(Objective): Return all the data below as it stands, minus the pictures.

(Excerpted records):
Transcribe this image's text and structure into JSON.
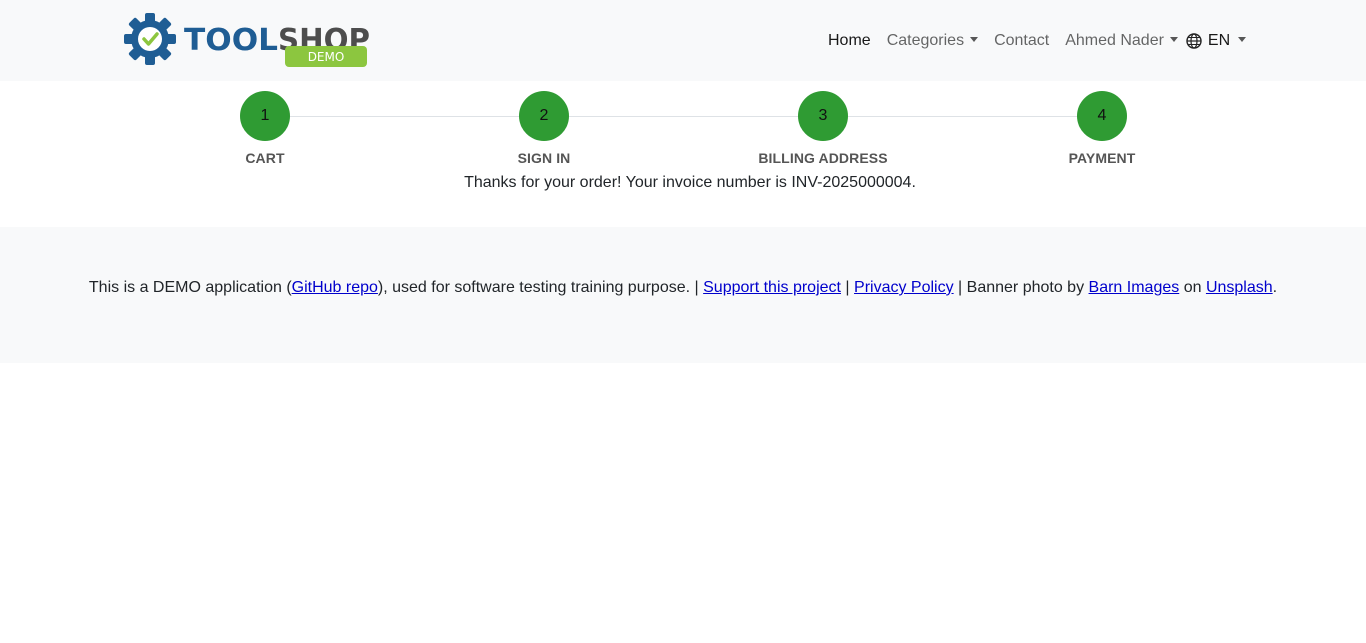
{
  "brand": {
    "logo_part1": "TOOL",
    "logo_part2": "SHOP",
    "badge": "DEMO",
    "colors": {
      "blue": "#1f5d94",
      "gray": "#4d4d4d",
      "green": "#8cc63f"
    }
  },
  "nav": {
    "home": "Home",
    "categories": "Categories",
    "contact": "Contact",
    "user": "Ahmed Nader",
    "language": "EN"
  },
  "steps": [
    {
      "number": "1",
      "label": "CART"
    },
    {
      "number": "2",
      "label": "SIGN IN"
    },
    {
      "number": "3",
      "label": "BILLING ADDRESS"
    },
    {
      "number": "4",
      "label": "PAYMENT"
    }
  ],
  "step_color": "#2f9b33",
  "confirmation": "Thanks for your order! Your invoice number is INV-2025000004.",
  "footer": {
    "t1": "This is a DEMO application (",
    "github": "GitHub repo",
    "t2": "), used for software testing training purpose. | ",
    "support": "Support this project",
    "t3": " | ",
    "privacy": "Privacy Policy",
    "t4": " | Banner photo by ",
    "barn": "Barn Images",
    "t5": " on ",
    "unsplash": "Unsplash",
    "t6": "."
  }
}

(Reply to the exercise):
Transcribe this image's text and structure into JSON.
{
  "brand": {
    "logo_part1": "TOOL",
    "logo_part2": "SHOP",
    "badge": "DEMO",
    "colors": {
      "blue": "#1f5d94",
      "gray": "#4d4d4d",
      "green": "#8cc63f"
    }
  },
  "nav": {
    "home": "Home",
    "categories": "Categories",
    "contact": "Contact",
    "user": "Ahmed Nader",
    "language": "EN"
  },
  "steps": [
    {
      "number": "1",
      "label": "CART"
    },
    {
      "number": "2",
      "label": "SIGN IN"
    },
    {
      "number": "3",
      "label": "BILLING ADDRESS"
    },
    {
      "number": "4",
      "label": "PAYMENT"
    }
  ],
  "step_color": "#2f9b33",
  "confirmation": "Thanks for your order! Your invoice number is INV-2025000004.",
  "footer": {
    "t1": "This is a DEMO application (",
    "github": "GitHub repo",
    "t2": "), used for software testing training purpose. | ",
    "support": "Support this project",
    "t3": " | ",
    "privacy": "Privacy Policy",
    "t4": " | Banner photo by ",
    "barn": "Barn Images",
    "t5": " on ",
    "unsplash": "Unsplash",
    "t6": "."
  }
}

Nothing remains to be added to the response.